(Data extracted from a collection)
----

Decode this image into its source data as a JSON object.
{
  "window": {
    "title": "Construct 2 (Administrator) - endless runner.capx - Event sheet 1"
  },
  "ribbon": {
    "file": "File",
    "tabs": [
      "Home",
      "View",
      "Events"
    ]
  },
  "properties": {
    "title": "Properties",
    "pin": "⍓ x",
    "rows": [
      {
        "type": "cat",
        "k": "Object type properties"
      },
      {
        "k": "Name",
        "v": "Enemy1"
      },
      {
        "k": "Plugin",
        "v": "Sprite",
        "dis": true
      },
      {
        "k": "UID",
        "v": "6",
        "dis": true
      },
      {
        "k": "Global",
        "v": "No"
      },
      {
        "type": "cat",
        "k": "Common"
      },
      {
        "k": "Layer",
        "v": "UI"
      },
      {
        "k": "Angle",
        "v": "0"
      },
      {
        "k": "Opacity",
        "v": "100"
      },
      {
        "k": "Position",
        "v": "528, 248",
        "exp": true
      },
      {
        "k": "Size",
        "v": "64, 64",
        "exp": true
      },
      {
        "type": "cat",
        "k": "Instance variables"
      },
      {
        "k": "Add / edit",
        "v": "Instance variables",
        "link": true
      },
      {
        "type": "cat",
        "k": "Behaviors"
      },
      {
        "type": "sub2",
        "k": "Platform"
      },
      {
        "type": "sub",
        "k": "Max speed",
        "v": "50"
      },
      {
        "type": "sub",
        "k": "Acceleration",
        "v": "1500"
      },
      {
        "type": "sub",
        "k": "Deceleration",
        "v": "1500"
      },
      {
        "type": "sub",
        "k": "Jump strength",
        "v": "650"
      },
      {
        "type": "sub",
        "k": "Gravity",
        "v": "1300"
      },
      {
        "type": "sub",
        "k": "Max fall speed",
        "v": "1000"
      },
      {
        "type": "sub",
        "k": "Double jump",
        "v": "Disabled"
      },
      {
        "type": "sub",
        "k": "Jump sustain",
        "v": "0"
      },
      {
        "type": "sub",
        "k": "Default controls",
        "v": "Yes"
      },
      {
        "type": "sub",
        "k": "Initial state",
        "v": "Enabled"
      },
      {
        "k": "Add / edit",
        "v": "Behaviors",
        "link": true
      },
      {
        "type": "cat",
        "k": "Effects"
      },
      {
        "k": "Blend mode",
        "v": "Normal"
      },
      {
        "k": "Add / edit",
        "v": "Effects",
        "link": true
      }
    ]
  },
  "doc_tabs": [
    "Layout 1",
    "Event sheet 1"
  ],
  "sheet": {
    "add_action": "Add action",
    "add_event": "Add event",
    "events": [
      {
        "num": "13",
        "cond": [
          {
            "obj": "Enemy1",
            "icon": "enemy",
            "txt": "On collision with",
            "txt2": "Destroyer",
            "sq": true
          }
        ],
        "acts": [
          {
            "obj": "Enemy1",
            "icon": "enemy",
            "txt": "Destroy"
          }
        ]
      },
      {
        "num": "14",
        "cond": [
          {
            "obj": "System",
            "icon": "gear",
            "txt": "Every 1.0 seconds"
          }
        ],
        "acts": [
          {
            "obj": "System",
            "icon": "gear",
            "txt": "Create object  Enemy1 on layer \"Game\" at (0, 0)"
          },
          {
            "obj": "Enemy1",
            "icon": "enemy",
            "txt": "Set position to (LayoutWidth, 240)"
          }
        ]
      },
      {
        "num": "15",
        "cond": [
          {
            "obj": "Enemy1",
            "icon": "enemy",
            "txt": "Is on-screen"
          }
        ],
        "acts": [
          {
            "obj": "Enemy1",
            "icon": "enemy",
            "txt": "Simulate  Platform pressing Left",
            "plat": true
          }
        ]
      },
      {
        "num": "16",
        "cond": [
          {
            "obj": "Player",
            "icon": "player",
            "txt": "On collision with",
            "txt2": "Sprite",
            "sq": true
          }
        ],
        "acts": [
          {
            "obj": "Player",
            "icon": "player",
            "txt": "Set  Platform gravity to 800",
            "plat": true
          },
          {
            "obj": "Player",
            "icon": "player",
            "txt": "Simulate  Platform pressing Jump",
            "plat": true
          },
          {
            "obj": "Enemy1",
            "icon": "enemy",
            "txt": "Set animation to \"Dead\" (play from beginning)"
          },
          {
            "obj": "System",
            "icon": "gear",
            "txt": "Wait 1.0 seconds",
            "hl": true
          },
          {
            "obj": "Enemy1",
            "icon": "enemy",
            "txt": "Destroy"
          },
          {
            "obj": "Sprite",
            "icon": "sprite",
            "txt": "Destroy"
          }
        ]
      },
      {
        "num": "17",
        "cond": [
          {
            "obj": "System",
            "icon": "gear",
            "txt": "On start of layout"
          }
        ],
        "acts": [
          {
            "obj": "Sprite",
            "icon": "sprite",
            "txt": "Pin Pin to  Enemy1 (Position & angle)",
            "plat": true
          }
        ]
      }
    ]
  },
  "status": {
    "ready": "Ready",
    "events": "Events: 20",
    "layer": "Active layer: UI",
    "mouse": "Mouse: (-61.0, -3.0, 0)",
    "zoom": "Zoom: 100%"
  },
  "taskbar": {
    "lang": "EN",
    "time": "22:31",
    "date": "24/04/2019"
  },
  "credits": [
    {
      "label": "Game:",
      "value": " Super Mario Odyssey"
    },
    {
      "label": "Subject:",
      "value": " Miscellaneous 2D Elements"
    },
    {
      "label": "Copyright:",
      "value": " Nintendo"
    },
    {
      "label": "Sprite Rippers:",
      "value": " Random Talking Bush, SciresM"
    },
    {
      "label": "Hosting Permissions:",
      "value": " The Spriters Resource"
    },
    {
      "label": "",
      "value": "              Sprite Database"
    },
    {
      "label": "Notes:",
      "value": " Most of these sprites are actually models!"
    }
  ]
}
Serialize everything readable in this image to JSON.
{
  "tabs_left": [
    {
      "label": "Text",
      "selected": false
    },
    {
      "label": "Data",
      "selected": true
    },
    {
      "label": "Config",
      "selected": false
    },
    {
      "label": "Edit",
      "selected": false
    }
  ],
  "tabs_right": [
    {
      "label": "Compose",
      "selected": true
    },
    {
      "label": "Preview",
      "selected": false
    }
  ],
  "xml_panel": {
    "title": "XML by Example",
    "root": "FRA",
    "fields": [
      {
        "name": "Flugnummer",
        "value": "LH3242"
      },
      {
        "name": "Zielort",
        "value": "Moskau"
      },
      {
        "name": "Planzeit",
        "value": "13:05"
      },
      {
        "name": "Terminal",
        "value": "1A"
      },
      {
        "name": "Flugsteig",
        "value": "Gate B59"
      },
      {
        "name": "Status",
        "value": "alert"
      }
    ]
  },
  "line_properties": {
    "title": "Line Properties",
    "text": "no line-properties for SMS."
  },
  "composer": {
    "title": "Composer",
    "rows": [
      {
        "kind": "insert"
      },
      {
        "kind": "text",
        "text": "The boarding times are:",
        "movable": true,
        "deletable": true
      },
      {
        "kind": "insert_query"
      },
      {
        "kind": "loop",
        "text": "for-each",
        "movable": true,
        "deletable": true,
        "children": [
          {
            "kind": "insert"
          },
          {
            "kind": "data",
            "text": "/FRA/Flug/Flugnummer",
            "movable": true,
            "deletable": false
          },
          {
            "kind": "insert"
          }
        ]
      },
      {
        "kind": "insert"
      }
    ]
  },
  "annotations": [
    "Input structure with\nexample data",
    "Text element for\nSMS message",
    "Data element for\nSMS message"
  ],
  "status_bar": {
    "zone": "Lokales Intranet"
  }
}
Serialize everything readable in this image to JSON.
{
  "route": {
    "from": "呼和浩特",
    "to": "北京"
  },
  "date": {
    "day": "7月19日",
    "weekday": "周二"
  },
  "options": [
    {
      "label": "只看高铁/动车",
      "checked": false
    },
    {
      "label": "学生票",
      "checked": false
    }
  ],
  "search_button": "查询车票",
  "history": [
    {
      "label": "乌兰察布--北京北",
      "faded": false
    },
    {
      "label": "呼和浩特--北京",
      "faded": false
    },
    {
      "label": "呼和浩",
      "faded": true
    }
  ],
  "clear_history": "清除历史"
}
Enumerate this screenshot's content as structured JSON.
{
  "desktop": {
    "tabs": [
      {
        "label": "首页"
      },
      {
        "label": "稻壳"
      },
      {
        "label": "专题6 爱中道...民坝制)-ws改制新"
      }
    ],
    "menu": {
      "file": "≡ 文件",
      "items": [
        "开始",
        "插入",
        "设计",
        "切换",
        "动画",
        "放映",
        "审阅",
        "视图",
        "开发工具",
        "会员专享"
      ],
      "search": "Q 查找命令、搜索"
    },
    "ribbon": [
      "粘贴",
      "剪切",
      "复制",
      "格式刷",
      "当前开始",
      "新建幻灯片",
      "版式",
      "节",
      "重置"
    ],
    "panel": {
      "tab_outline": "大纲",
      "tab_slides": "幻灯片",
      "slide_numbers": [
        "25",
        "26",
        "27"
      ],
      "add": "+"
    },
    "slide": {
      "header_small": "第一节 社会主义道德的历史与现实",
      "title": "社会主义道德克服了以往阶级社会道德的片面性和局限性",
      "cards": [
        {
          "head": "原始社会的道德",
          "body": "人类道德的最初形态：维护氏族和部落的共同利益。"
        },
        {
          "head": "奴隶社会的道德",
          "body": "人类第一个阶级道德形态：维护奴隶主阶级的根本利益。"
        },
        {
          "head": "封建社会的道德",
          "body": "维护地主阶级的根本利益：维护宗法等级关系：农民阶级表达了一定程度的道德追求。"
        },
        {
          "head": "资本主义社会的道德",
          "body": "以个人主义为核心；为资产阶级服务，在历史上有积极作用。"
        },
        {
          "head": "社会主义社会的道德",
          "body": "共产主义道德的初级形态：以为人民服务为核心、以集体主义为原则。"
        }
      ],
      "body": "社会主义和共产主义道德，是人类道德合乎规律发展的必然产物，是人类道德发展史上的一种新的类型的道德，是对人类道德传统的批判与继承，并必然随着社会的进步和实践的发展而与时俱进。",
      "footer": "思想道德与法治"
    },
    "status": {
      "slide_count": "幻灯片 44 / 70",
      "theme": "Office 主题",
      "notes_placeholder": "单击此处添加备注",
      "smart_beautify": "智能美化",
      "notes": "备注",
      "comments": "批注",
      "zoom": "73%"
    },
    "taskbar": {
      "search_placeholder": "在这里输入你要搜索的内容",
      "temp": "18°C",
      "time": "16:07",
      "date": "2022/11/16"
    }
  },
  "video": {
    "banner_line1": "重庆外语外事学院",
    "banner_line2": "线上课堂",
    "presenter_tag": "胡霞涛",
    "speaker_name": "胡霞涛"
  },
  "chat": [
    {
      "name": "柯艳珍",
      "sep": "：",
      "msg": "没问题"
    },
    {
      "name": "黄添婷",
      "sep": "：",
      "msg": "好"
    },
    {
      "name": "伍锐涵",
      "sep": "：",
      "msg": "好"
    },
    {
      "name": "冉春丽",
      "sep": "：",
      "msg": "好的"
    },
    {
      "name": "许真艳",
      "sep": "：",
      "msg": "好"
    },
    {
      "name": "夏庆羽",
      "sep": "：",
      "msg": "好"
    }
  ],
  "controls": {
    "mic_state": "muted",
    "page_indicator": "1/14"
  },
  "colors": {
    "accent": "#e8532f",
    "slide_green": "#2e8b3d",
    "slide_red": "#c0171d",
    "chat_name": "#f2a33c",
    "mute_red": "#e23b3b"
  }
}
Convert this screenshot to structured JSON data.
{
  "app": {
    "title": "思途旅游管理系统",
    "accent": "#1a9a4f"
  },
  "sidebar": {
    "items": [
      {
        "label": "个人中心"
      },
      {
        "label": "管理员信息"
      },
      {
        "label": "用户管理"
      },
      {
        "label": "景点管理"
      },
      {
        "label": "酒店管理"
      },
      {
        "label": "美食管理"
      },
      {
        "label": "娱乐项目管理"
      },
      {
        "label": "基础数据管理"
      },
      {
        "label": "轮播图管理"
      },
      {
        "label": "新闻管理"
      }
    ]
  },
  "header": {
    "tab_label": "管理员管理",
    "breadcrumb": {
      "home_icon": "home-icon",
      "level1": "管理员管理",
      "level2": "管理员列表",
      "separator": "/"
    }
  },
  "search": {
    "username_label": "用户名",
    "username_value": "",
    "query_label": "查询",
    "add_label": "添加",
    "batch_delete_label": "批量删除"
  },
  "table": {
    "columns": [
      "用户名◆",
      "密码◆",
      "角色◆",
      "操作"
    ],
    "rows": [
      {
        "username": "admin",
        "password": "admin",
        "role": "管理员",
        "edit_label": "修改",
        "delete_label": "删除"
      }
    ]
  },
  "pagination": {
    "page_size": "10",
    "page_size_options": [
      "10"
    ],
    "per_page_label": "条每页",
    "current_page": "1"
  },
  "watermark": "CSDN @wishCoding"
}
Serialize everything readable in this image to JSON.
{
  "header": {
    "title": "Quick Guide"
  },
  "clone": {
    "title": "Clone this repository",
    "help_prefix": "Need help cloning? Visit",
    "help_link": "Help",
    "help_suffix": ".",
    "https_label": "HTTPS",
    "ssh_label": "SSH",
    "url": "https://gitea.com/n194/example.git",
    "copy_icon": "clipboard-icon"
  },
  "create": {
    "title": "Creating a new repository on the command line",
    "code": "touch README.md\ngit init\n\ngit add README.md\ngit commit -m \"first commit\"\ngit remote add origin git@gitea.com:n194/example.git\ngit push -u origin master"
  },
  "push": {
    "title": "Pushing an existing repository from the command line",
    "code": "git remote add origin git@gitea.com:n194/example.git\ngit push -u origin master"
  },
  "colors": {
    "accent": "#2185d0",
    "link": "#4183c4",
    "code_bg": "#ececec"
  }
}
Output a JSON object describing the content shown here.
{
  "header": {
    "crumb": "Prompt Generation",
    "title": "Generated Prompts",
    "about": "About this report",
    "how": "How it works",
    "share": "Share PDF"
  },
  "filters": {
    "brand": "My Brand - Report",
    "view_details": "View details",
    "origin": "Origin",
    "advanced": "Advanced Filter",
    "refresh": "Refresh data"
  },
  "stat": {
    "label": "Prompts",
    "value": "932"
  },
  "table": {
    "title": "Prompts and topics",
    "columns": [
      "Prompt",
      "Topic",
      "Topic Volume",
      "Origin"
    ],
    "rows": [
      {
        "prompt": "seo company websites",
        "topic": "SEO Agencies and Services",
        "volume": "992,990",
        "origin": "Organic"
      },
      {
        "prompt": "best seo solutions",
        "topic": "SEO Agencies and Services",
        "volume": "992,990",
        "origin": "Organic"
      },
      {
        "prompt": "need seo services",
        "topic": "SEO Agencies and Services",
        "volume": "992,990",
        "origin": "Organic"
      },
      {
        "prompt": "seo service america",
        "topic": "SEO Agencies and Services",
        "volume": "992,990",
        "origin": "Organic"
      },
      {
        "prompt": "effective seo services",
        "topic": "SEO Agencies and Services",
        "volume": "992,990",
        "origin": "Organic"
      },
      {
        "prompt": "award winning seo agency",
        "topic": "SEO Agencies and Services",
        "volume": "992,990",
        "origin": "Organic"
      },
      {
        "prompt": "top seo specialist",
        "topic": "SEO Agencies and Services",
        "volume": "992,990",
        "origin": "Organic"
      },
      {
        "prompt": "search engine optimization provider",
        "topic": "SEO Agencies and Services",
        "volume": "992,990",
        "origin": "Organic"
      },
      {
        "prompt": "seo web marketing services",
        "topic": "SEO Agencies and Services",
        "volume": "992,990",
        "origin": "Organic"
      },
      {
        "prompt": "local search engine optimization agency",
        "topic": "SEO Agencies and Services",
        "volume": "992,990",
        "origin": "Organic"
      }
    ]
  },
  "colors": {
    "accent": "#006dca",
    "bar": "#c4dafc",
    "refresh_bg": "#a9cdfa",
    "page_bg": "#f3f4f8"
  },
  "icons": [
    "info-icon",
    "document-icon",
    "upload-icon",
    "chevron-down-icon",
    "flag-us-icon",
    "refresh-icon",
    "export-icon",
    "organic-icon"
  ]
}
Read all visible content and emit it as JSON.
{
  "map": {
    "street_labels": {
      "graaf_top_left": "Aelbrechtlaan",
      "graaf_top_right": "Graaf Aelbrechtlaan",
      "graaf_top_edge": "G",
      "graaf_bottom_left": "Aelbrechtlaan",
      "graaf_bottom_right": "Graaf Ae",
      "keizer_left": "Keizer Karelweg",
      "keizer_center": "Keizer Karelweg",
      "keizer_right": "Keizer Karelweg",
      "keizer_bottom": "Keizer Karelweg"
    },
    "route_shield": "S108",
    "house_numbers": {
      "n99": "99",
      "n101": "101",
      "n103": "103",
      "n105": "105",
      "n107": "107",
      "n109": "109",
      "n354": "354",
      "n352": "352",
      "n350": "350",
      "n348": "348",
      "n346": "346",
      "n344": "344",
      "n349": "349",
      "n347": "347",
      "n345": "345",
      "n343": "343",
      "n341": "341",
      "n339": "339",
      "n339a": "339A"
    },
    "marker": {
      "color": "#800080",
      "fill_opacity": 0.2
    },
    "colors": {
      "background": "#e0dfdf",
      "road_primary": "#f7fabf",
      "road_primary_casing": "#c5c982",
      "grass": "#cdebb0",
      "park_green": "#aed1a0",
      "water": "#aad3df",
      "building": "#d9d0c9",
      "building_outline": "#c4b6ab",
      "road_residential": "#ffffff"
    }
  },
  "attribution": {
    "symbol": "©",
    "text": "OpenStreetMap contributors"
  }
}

----

In the material above, how many lines hold the word "Flugnummer"? Say only the number.

2